>> BEGIN
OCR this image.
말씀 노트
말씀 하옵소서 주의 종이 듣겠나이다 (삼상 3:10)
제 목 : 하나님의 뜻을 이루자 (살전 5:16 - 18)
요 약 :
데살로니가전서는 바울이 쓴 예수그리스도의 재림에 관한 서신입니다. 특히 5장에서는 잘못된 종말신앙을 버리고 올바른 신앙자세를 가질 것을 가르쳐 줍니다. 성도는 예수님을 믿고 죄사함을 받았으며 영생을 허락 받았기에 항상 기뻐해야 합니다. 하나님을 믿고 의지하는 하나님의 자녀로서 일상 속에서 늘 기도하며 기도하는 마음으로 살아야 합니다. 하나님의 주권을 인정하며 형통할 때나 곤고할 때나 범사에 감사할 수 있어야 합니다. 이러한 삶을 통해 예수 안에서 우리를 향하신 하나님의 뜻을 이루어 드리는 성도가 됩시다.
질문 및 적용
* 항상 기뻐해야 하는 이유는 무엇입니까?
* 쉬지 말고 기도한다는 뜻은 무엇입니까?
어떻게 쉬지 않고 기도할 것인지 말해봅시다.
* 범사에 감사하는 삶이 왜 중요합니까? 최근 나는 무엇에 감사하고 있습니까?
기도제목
>> END
Transcribe every line of the data, exactly as it stands.

• _Exercise response_
OCR this image.
말씀 노트
말씀 하옵소서 주의 종이 듣겠나이다 (삼상 3:10)
제 목 : 하나님의 뜻을 이루자 (살전 5:16 - 18)
요 약 :
데살로니가전서는 바울이 쓴 예수그리스도의 재림에 관한 서신입니다. 특히 5장에서는 잘못된 종말신앙을 버리고 올바른 신앙자세를 가질 것을 가르쳐 줍니다. 성도는 예수님을 믿고 죄사함을 받았으며 영생을 허락 받았기에 항상 기뻐해야 합니다. 하나님을 믿고 의지하는 하나님의 자녀로서 일상 속에서 늘 기도하며 기도하는 마음으로 살아야 합니다. 하나님의 주권을 인정하며 형통할 때나 곤고할 때나 범사에 감사할 수 있어야 합니다. 이러한 삶을 통해 예수 안에서 우리를 향하신 하나님의 뜻을 이루어 드리는 성도가 됩시다.
질문 및 적용
* 항상 기뻐해야 하는 이유는 무엇입니까?
* 쉬지 말고 기도한다는 뜻은 무엇입니까?
어떻게 쉬지 않고 기도할 것인지 말해봅시다.
* 범사에 감사하는 삶이 왜 중요합니까? 최근 나는 무엇에 감사하고 있습니까?
기도제목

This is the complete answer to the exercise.